• [STATED EXERCISE] In your copy, leave out the pictures; write out all the data exactly.

• [DATASET CONTENT]
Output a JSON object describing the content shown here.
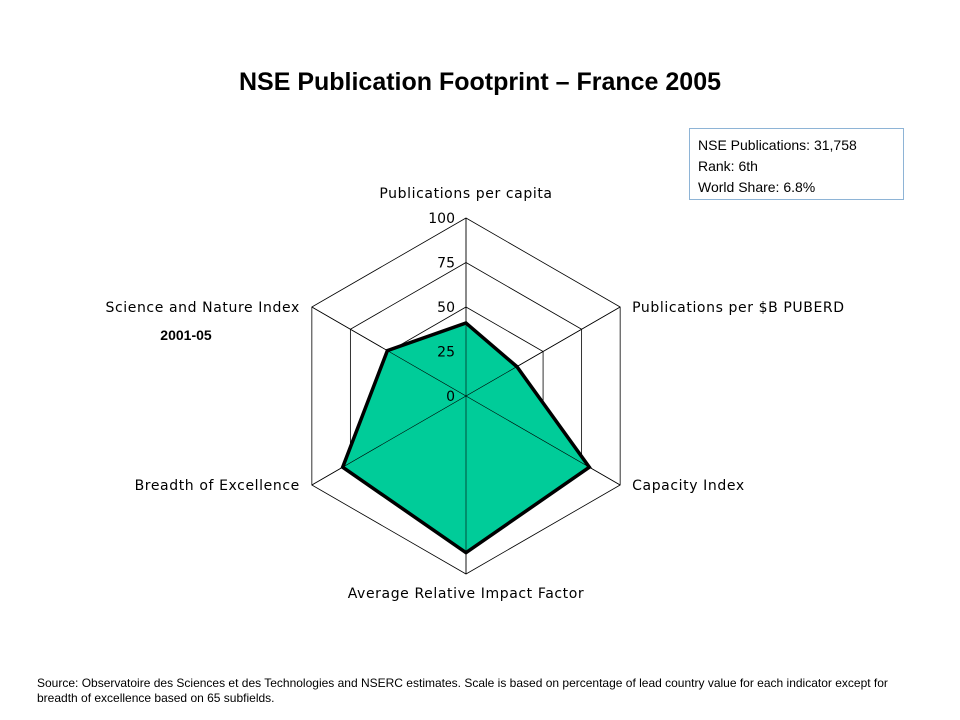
{
  "info_box": {
    "line1": "NSE Publications: 31,758",
    "line2": "Rank: 6th",
    "line3": "World Share: 6.8%"
  },
  "source_note": "Source: Observatoire des Sciences et des Technologies and NSERC estimates. Scale is based on percentage of lead country value for each indicator except for breadth of excellence based on 65 subfields.",
  "colors": {
    "fill": "#00cc99",
    "outline": "#000000",
    "grid": "#000000"
  },
  "chart_data": {
    "type": "radar",
    "title": "NSE Publication Footprint – France 2005",
    "axes": [
      "Publications per capita",
      "Publications per $B PUBERD",
      "Capacity Index",
      "Average Relative Impact Factor",
      "Breadth of Excellence",
      "Science and Nature Index"
    ],
    "axis_sublabels": [
      "",
      "",
      "",
      "",
      "",
      "2001-05"
    ],
    "ticks": [
      0,
      25,
      50,
      75,
      100
    ],
    "range": [
      0,
      100
    ],
    "series": [
      {
        "values": [
          41,
          33,
          80,
          88,
          80,
          51
        ]
      }
    ]
  }
}
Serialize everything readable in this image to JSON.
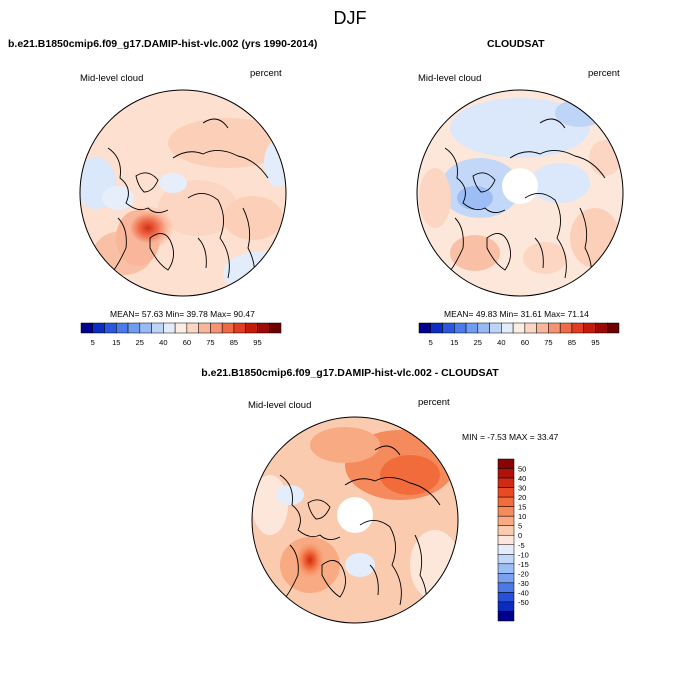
{
  "title": "DJF",
  "panels": [
    {
      "title": "b.e21.B1850cmip6.f09_g17.DAMIP-hist-vlc.002 (yrs 1990-2014)",
      "left_label": "Mid-level cloud",
      "right_label": "percent",
      "stats": "MEAN=  57.63  Min=  39.78  Max=  90.47"
    },
    {
      "title": "CLOUDSAT",
      "left_label": "Mid-level cloud",
      "right_label": "percent",
      "stats": "MEAN=  49.83  Min=  31.61  Max=  71.14"
    },
    {
      "title": "b.e21.B1850cmip6.f09_g17.DAMIP-hist-vlc.002 - CLOUDSAT",
      "left_label": "Mid-level cloud",
      "right_label": "percent",
      "stats": "MIN =  -7.53 MAX =  33.47"
    }
  ],
  "chart_data": [
    {
      "type": "heatmap",
      "projection": "north polar stereographic",
      "title": "b.e21.B1850cmip6.f09_g17.DAMIP-hist-vlc.002 (yrs 1990-2014)",
      "variable": "Mid-level cloud",
      "units": "percent",
      "mean": 57.63,
      "min": 39.78,
      "max": 90.47,
      "colorbar": {
        "orientation": "horizontal",
        "levels": [
          5,
          10,
          15,
          20,
          25,
          30,
          40,
          50,
          60,
          65,
          70,
          75,
          80,
          85,
          90,
          95
        ],
        "tick_labels": [
          "5",
          "15",
          "25",
          "40",
          "60",
          "75",
          "85",
          "95"
        ],
        "colors": [
          "#00008d",
          "#0b2ec2",
          "#2a57de",
          "#4a7be9",
          "#6f9cf0",
          "#97baf4",
          "#bed5f7",
          "#e2ecfa",
          "#fdeee4",
          "#fcd6c2",
          "#f9b69a",
          "#f59372",
          "#ef6a47",
          "#e03e22",
          "#c41b0b",
          "#9b0a05",
          "#6c0000"
        ]
      }
    },
    {
      "type": "heatmap",
      "projection": "north polar stereographic",
      "title": "CLOUDSAT",
      "variable": "Mid-level cloud",
      "units": "percent",
      "mean": 49.83,
      "min": 31.61,
      "max": 71.14,
      "colorbar": {
        "orientation": "horizontal",
        "levels": [
          5,
          10,
          15,
          20,
          25,
          30,
          40,
          50,
          60,
          65,
          70,
          75,
          80,
          85,
          90,
          95
        ],
        "tick_labels": [
          "5",
          "15",
          "25",
          "40",
          "60",
          "75",
          "85",
          "95"
        ],
        "colors": [
          "#00008d",
          "#0b2ec2",
          "#2a57de",
          "#4a7be9",
          "#6f9cf0",
          "#97baf4",
          "#bed5f7",
          "#e2ecfa",
          "#fdeee4",
          "#fcd6c2",
          "#f9b69a",
          "#f59372",
          "#ef6a47",
          "#e03e22",
          "#c41b0b",
          "#9b0a05",
          "#6c0000"
        ]
      }
    },
    {
      "type": "heatmap",
      "projection": "north polar stereographic",
      "title": "b.e21.B1850cmip6.f09_g17.DAMIP-hist-vlc.002 - CLOUDSAT",
      "variable": "Mid-level cloud",
      "units": "percent",
      "min": -7.53,
      "max": 33.47,
      "colorbar": {
        "orientation": "vertical",
        "tick_labels": [
          "50",
          "40",
          "30",
          "20",
          "15",
          "10",
          "5",
          "0",
          "-5",
          "-10",
          "-15",
          "-20",
          "-30",
          "-40",
          "-50"
        ],
        "colors": [
          "#8a0303",
          "#b0120a",
          "#d02a14",
          "#e84a24",
          "#f26b3b",
          "#f58a5c",
          "#f8ab83",
          "#fbcbb0",
          "#fde7da",
          "#e3edfb",
          "#c3d8f8",
          "#9dbef4",
          "#7aa1ef",
          "#4d79e7",
          "#2750da",
          "#0c2cc0",
          "#000088"
        ]
      }
    }
  ]
}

• [RESPONSE TO THE TASK]
Output a JSON object describing the content shown here.
{
  "info_box": {
    "line1": "NSE Publications: 31,758",
    "line2": "Rank: 6th",
    "line3": "World Share: 6.8%"
  },
  "source_note": "Source: Observatoire des Sciences et des Technologies and NSERC estimates. Scale is based on percentage of lead country value for each indicator except for breadth of excellence based on 65 subfields.",
  "colors": {
    "fill": "#00cc99",
    "outline": "#000000",
    "grid": "#000000"
  },
  "chart_data": {
    "type": "radar",
    "title": "NSE Publication Footprint – France 2005",
    "axes": [
      "Publications per capita",
      "Publications per $B PUBERD",
      "Capacity Index",
      "Average Relative Impact Factor",
      "Breadth of Excellence",
      "Science and Nature Index"
    ],
    "axis_sublabels": [
      "",
      "",
      "",
      "",
      "",
      "2001-05"
    ],
    "ticks": [
      0,
      25,
      50,
      75,
      100
    ],
    "range": [
      0,
      100
    ],
    "series": [
      {
        "values": [
          41,
          33,
          80,
          88,
          80,
          51
        ]
      }
    ]
  }
}
Serialize everything readable in this image to JSON.
{
  "title": "DJF",
  "panels": [
    {
      "title": "b.e21.B1850cmip6.f09_g17.DAMIP-hist-vlc.002 (yrs 1990-2014)",
      "left_label": "Mid-level cloud",
      "right_label": "percent",
      "stats": "MEAN=  57.63  Min=  39.78  Max=  90.47"
    },
    {
      "title": "CLOUDSAT",
      "left_label": "Mid-level cloud",
      "right_label": "percent",
      "stats": "MEAN=  49.83  Min=  31.61  Max=  71.14"
    },
    {
      "title": "b.e21.B1850cmip6.f09_g17.DAMIP-hist-vlc.002 - CLOUDSAT",
      "left_label": "Mid-level cloud",
      "right_label": "percent",
      "stats": "MIN =  -7.53 MAX =  33.47"
    }
  ],
  "chart_data": [
    {
      "type": "heatmap",
      "projection": "north polar stereographic",
      "title": "b.e21.B1850cmip6.f09_g17.DAMIP-hist-vlc.002 (yrs 1990-2014)",
      "variable": "Mid-level cloud",
      "units": "percent",
      "mean": 57.63,
      "min": 39.78,
      "max": 90.47,
      "colorbar": {
        "orientation": "horizontal",
        "levels": [
          5,
          10,
          15,
          20,
          25,
          30,
          40,
          50,
          60,
          65,
          70,
          75,
          80,
          85,
          90,
          95
        ],
        "tick_labels": [
          "5",
          "15",
          "25",
          "40",
          "60",
          "75",
          "85",
          "95"
        ],
        "colors": [
          "#00008d",
          "#0b2ec2",
          "#2a57de",
          "#4a7be9",
          "#6f9cf0",
          "#97baf4",
          "#bed5f7",
          "#e2ecfa",
          "#fdeee4",
          "#fcd6c2",
          "#f9b69a",
          "#f59372",
          "#ef6a47",
          "#e03e22",
          "#c41b0b",
          "#9b0a05",
          "#6c0000"
        ]
      }
    },
    {
      "type": "heatmap",
      "projection": "north polar stereographic",
      "title": "CLOUDSAT",
      "variable": "Mid-level cloud",
      "units": "percent",
      "mean": 49.83,
      "min": 31.61,
      "max": 71.14,
      "colorbar": {
        "orientation": "horizontal",
        "levels": [
          5,
          10,
          15,
          20,
          25,
          30,
          40,
          50,
          60,
          65,
          70,
          75,
          80,
          85,
          90,
          95
        ],
        "tick_labels": [
          "5",
          "15",
          "25",
          "40",
          "60",
          "75",
          "85",
          "95"
        ],
        "colors": [
          "#00008d",
          "#0b2ec2",
          "#2a57de",
          "#4a7be9",
          "#6f9cf0",
          "#97baf4",
          "#bed5f7",
          "#e2ecfa",
          "#fdeee4",
          "#fcd6c2",
          "#f9b69a",
          "#f59372",
          "#ef6a47",
          "#e03e22",
          "#c41b0b",
          "#9b0a05",
          "#6c0000"
        ]
      }
    },
    {
      "type": "heatmap",
      "projection": "north polar stereographic",
      "title": "b.e21.B1850cmip6.f09_g17.DAMIP-hist-vlc.002 - CLOUDSAT",
      "variable": "Mid-level cloud",
      "units": "percent",
      "min": -7.53,
      "max": 33.47,
      "colorbar": {
        "orientation": "vertical",
        "tick_labels": [
          "50",
          "40",
          "30",
          "20",
          "15",
          "10",
          "5",
          "0",
          "-5",
          "-10",
          "-15",
          "-20",
          "-30",
          "-40",
          "-50"
        ],
        "colors": [
          "#8a0303",
          "#b0120a",
          "#d02a14",
          "#e84a24",
          "#f26b3b",
          "#f58a5c",
          "#f8ab83",
          "#fbcbb0",
          "#fde7da",
          "#e3edfb",
          "#c3d8f8",
          "#9dbef4",
          "#7aa1ef",
          "#4d79e7",
          "#2750da",
          "#0c2cc0",
          "#000088"
        ]
      }
    }
  ]
}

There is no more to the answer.